- The exercise:
Select, from the data, each line where "服务标志" occurs.

- Supplied data:

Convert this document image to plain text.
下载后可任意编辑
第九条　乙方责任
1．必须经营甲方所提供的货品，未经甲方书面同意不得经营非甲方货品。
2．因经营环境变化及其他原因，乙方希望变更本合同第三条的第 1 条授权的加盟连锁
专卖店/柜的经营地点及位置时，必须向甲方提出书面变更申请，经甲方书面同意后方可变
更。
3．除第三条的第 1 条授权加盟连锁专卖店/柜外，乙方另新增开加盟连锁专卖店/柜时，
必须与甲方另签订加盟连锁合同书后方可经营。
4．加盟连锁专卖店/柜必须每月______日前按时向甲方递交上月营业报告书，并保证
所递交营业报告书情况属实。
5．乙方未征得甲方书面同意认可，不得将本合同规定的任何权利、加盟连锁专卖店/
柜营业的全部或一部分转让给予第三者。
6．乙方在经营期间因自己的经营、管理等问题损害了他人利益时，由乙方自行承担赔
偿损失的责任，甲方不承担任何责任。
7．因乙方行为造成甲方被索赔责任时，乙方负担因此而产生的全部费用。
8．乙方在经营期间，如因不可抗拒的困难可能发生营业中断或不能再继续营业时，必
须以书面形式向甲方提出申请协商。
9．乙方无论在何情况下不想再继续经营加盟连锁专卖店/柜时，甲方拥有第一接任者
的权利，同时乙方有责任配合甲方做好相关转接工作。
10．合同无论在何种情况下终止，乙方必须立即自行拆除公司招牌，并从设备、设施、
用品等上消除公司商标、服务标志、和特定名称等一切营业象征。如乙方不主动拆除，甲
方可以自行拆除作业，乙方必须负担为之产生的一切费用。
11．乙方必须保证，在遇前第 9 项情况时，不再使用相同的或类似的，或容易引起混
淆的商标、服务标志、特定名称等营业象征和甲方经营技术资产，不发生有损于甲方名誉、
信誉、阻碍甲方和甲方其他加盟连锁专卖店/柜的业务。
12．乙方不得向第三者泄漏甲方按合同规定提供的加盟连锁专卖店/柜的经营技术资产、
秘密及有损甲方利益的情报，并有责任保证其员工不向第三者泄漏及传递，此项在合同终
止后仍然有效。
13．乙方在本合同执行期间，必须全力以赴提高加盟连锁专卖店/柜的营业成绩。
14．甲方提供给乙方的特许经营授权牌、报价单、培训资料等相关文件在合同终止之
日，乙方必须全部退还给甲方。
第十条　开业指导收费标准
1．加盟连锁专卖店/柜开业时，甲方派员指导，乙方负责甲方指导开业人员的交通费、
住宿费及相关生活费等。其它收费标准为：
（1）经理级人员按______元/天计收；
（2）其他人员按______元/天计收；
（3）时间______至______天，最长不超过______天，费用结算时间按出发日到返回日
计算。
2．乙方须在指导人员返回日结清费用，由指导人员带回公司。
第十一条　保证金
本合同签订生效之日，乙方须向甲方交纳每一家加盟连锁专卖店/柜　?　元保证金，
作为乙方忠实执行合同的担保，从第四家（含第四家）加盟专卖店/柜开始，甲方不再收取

- Output of the task:
用品等上消除公司商标、服务标志、和特定名称等一切营业象征。如乙方不主动拆除，甲
淆的商标、服务标志、特定名称等营业象征和甲方经营技术资产，不发生有损于甲方名誉、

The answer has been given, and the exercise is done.